Stated task:
Keep only the lines that hold the string "title", filtering out the rest of the entries below.
— Start Raw data —
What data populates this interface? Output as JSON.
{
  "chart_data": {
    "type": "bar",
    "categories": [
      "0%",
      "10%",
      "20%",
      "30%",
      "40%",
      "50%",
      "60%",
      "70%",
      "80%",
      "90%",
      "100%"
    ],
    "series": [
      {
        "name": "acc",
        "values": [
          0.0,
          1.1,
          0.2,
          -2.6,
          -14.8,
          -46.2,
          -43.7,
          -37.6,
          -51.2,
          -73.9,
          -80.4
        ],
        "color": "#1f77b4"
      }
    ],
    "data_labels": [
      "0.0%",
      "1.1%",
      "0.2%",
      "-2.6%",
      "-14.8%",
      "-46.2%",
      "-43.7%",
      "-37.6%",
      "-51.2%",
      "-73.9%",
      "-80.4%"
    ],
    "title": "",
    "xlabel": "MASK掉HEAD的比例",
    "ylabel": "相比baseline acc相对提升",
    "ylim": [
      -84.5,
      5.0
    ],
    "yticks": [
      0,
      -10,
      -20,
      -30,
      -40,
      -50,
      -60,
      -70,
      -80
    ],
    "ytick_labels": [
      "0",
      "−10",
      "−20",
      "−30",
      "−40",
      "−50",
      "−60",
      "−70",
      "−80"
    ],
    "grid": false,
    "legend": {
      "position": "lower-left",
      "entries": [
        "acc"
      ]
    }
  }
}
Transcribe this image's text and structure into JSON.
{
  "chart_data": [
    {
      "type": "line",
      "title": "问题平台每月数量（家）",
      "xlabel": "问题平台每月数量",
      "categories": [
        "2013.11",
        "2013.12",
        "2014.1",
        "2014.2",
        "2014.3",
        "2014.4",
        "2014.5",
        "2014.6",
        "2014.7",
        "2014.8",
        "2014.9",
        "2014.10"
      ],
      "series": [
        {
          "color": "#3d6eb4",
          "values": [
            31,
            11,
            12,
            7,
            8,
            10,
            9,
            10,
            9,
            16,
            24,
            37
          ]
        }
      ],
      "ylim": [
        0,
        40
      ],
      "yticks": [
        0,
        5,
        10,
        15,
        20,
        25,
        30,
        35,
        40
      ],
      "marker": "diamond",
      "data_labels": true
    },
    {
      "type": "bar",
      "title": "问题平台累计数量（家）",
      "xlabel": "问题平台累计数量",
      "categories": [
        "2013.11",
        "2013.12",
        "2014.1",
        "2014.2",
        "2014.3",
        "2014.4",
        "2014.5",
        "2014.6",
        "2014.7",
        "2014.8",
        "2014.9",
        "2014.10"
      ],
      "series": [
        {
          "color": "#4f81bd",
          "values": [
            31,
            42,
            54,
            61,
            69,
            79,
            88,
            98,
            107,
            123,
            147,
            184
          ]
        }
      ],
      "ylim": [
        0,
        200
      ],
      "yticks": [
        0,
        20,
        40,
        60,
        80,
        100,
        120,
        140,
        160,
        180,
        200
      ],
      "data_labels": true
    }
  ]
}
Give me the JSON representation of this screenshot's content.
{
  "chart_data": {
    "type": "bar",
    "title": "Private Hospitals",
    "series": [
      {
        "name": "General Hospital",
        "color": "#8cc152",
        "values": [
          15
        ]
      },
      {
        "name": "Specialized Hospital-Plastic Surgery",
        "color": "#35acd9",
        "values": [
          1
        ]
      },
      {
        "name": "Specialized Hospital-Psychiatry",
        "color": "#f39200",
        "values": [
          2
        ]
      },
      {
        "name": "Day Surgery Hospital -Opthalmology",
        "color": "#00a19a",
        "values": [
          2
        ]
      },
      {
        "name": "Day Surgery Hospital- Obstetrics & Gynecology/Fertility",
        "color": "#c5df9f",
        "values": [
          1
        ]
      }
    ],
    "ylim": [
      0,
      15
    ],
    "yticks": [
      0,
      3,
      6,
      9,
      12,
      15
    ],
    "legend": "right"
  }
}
— End Raw data —
Task output:
    "title": "",
      "title": "问题平台每月数量（家）",
      "title": "问题平台累计数量（家）",
    "title": "Private Hospitals",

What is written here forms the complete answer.